▸ **Short task**
Scan the entries below and extract each line with the word "this" in it.

▸ **Material provided**
————————

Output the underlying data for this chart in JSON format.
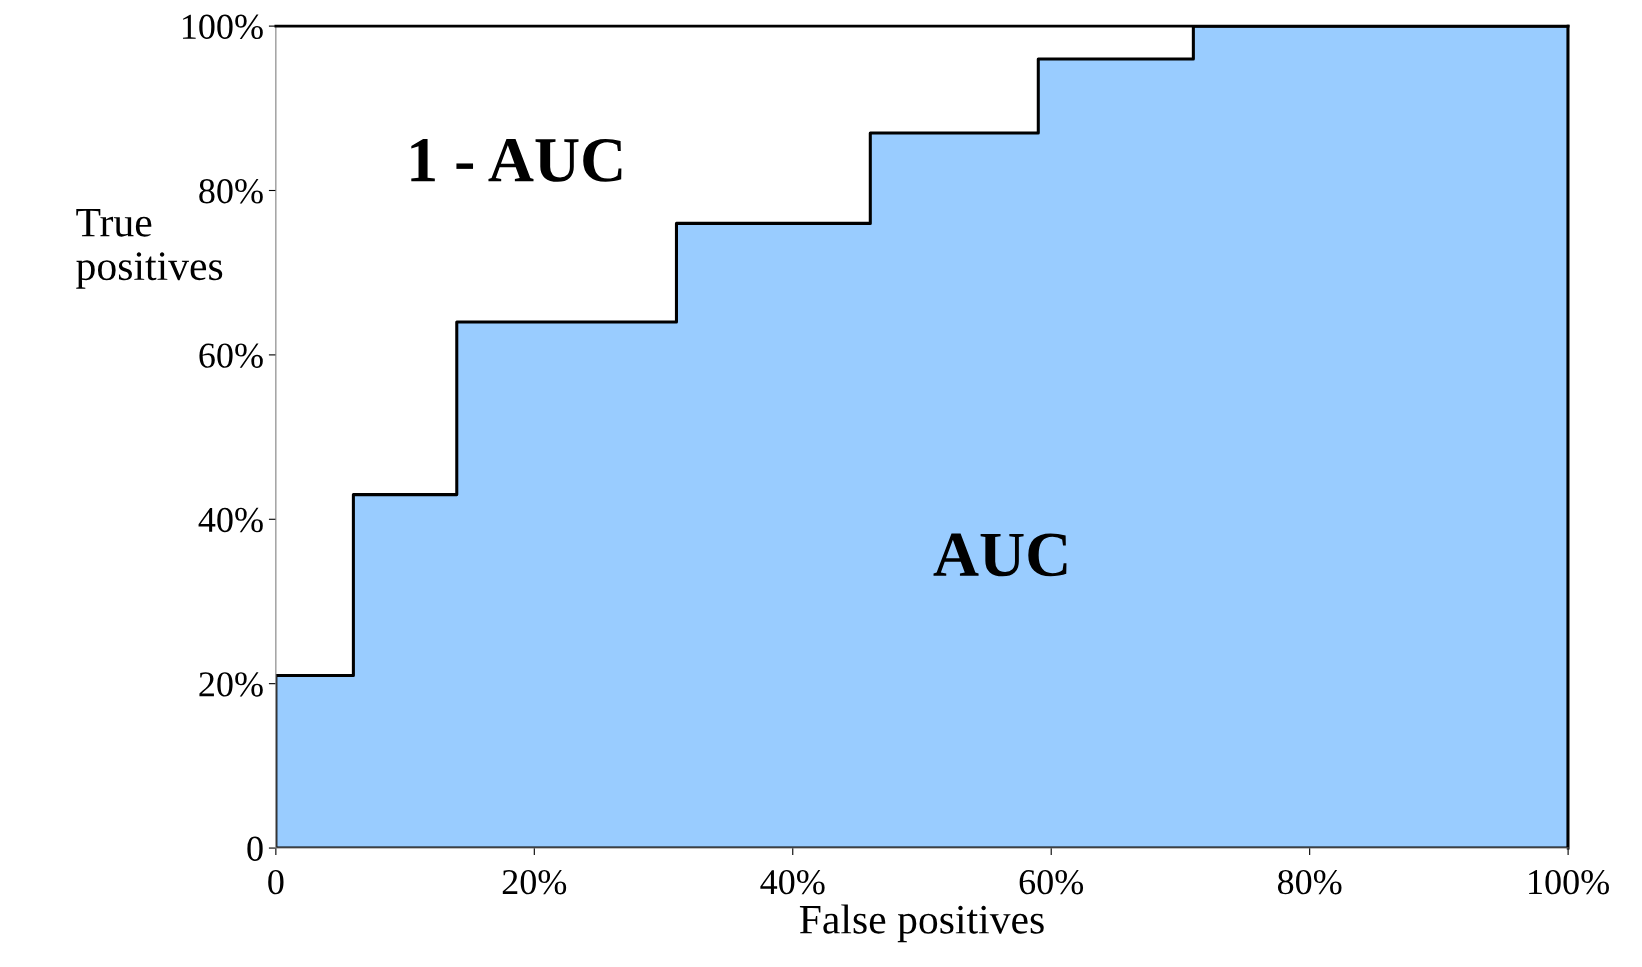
{
  "chart_data": {
    "type": "area",
    "xlabel": "False positives",
    "ylabel": "True\npositives",
    "x": [
      0,
      6,
      14,
      31,
      46,
      59,
      71,
      100
    ],
    "series": [
      {
        "color": "#99ccff",
        "values": [
          21,
          43,
          64,
          76,
          87,
          96,
          100,
          100
        ]
      }
    ],
    "xlim": [
      0,
      100
    ],
    "ylim": [
      0,
      100
    ],
    "xticks": [
      0,
      {
        "value": 20,
        "label": "20%"
      },
      {
        "value": 40,
        "label": "40%"
      },
      {
        "value": 60,
        "label": "60%"
      },
      {
        "value": 80,
        "label": "80%"
      },
      {
        "value": 100,
        "label": "100%"
      }
    ],
    "yticks": [
      0,
      {
        "value": 20,
        "label": "20%"
      },
      {
        "value": 40,
        "label": "40%"
      },
      {
        "value": 60,
        "label": "60%"
      },
      {
        "value": 80,
        "label": "80%"
      },
      {
        "value": 100,
        "label": "100%"
      }
    ],
    "annotations": [
      "1 - AUC",
      "AUC"
    ],
    "grid": false,
    "legend": false
  }
}
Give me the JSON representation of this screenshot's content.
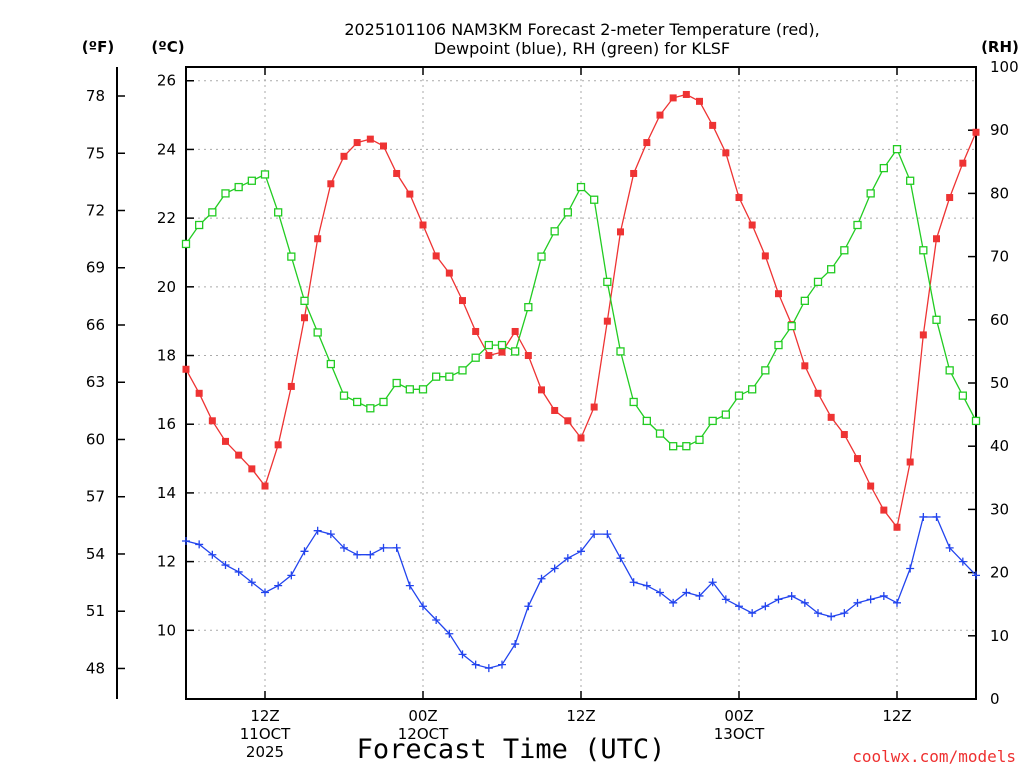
{
  "chart_data": {
    "type": "line",
    "title_line1": "2025101106 NAM3KM Forecast 2-meter Temperature (red),",
    "title_line2": "Dewpoint (blue), RH (green) for KLSF",
    "xlabel": "Forecast Time (UTC)",
    "credit": "coolwx.com/models",
    "unit_labels": {
      "fahrenheit": "(ºF)",
      "celsius": "(ºC)",
      "rh": "(RH)"
    },
    "x_ticks": [
      {
        "hour": 6,
        "lines": [
          "12Z",
          "11OCT",
          "2025"
        ]
      },
      {
        "hour": 18,
        "lines": [
          "00Z",
          "12OCT"
        ]
      },
      {
        "hour": 30,
        "lines": [
          "12Z"
        ]
      },
      {
        "hour": 42,
        "lines": [
          "00Z",
          "13OCT"
        ]
      },
      {
        "hour": 54,
        "lines": [
          "12Z"
        ]
      }
    ],
    "x_range": [
      0,
      60
    ],
    "ylim_celsius": [
      8,
      26.4
    ],
    "yticks_celsius": [
      "10",
      "12",
      "14",
      "16",
      "18",
      "20",
      "22",
      "24",
      "26"
    ],
    "yticks_fahrenheit": [
      "48",
      "51",
      "54",
      "57",
      "60",
      "63",
      "66",
      "69",
      "72",
      "75",
      "78"
    ],
    "ylim_rh": [
      0,
      100
    ],
    "yticks_rh": [
      "0",
      "10",
      "20",
      "30",
      "40",
      "50",
      "60",
      "70",
      "80",
      "90",
      "100"
    ],
    "colors": {
      "temperature": "#ee3333",
      "dewpoint": "#2244ee",
      "rh": "#22cc22",
      "grid": "#aaaaaa"
    },
    "series": [
      {
        "name": "Temperature (°C)",
        "axis": "celsius",
        "marker": "filled-square",
        "values": [
          17.6,
          16.9,
          16.1,
          15.5,
          15.1,
          14.7,
          14.2,
          15.4,
          17.1,
          19.1,
          21.4,
          23.0,
          23.8,
          24.2,
          24.3,
          24.1,
          23.3,
          22.7,
          21.8,
          20.9,
          20.4,
          19.6,
          18.7,
          18.0,
          18.1,
          18.7,
          18.0,
          17.0,
          16.4,
          16.1,
          15.6,
          16.5,
          19.0,
          21.6,
          23.3,
          24.2,
          25.0,
          25.5,
          25.6,
          25.4,
          24.7,
          23.9,
          22.6,
          21.8,
          20.9,
          19.8,
          18.9,
          17.7,
          16.9,
          16.2,
          15.7,
          15.0,
          14.2,
          13.5,
          13.0,
          14.9,
          18.6,
          21.4,
          22.6,
          23.6,
          24.5
        ]
      },
      {
        "name": "Dewpoint (°C)",
        "axis": "celsius",
        "marker": "plus",
        "values": [
          12.6,
          12.5,
          12.2,
          11.9,
          11.7,
          11.4,
          11.1,
          11.3,
          11.6,
          12.3,
          12.9,
          12.8,
          12.4,
          12.2,
          12.2,
          12.4,
          12.4,
          11.3,
          10.7,
          10.3,
          9.9,
          9.3,
          9.0,
          8.9,
          9.0,
          9.6,
          10.7,
          11.5,
          11.8,
          12.1,
          12.3,
          12.8,
          12.8,
          12.1,
          11.4,
          11.3,
          11.1,
          10.8,
          11.1,
          11.0,
          11.4,
          10.9,
          10.7,
          10.5,
          10.7,
          10.9,
          11.0,
          10.8,
          10.5,
          10.4,
          10.5,
          10.8,
          10.9,
          11.0,
          10.8,
          11.8,
          13.3,
          13.3,
          12.4,
          12.0,
          11.6
        ]
      },
      {
        "name": "RH (%)",
        "axis": "rh",
        "marker": "open-square",
        "values": [
          72,
          75,
          77,
          80,
          81,
          82,
          83,
          77,
          70,
          63,
          58,
          53,
          48,
          47,
          46,
          47,
          50,
          49,
          49,
          51,
          51,
          52,
          54,
          56,
          56,
          55,
          62,
          70,
          74,
          77,
          81,
          79,
          66,
          55,
          47,
          44,
          42,
          40,
          40,
          41,
          44,
          45,
          48,
          49,
          52,
          56,
          59,
          63,
          66,
          68,
          71,
          75,
          80,
          84,
          87,
          82,
          71,
          60,
          52,
          48,
          44
        ]
      }
    ]
  }
}
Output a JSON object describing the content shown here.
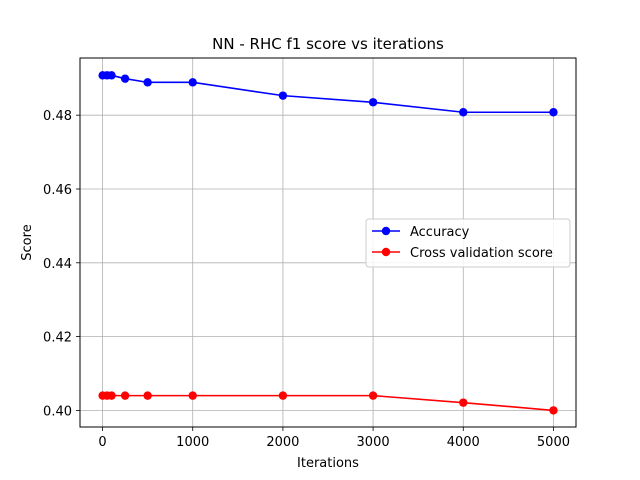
{
  "chart_data": {
    "type": "line",
    "title": "NN - RHC f1 score vs iterations",
    "xlabel": "Iterations",
    "ylabel": "Score",
    "xlim": [
      -250,
      5250
    ],
    "ylim": [
      0.3955,
      0.4955
    ],
    "xticks": [
      0,
      1000,
      2000,
      3000,
      4000,
      5000
    ],
    "yticks": [
      0.4,
      0.42,
      0.44,
      0.46,
      0.48
    ],
    "xtick_labels": [
      "0",
      "1000",
      "2000",
      "3000",
      "4000",
      "5000"
    ],
    "ytick_labels": [
      "0.40",
      "0.42",
      "0.44",
      "0.46",
      "0.48"
    ],
    "grid": true,
    "legend_position": "center-right",
    "x": [
      1,
      50,
      100,
      250,
      500,
      1000,
      2000,
      3000,
      4000,
      5000
    ],
    "series": [
      {
        "name": "Accuracy",
        "color": "#0000ff",
        "values": [
          0.4908,
          0.4908,
          0.4908,
          0.4899,
          0.4889,
          0.4889,
          0.4853,
          0.4835,
          0.4808,
          0.4808
        ]
      },
      {
        "name": "Cross validation score",
        "color": "#ff0000",
        "values": [
          0.404,
          0.404,
          0.404,
          0.404,
          0.404,
          0.404,
          0.404,
          0.404,
          0.4021,
          0.4
        ]
      }
    ]
  }
}
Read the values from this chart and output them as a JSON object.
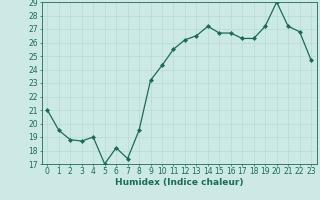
{
  "x": [
    0,
    1,
    2,
    3,
    4,
    5,
    6,
    7,
    8,
    9,
    10,
    11,
    12,
    13,
    14,
    15,
    16,
    17,
    18,
    19,
    20,
    21,
    22,
    23
  ],
  "y": [
    21.0,
    19.5,
    18.8,
    18.7,
    19.0,
    17.0,
    18.2,
    17.4,
    19.5,
    23.2,
    24.3,
    25.5,
    26.2,
    26.5,
    27.2,
    26.7,
    26.7,
    26.3,
    26.3,
    27.2,
    29.0,
    27.2,
    26.8,
    24.7
  ],
  "xlabel": "Humidex (Indice chaleur)",
  "xlim": [
    -0.5,
    23.5
  ],
  "ylim": [
    17,
    29
  ],
  "yticks": [
    17,
    18,
    19,
    20,
    21,
    22,
    23,
    24,
    25,
    26,
    27,
    28,
    29
  ],
  "xticks": [
    0,
    1,
    2,
    3,
    4,
    5,
    6,
    7,
    8,
    9,
    10,
    11,
    12,
    13,
    14,
    15,
    16,
    17,
    18,
    19,
    20,
    21,
    22,
    23
  ],
  "line_color": "#1a6b5a",
  "bg_color": "#cce9e5",
  "grid_color": "#b0d8d4",
  "marker": "D",
  "marker_size": 2.0,
  "line_width": 0.9,
  "label_fontsize": 6.5,
  "tick_fontsize": 5.5
}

————————

▸ **Full solution**
Output the underlying data for this chart in JSON format.
Give me the JSON representation of this screenshot's content.
Read the values from this chart and output them as a JSON object.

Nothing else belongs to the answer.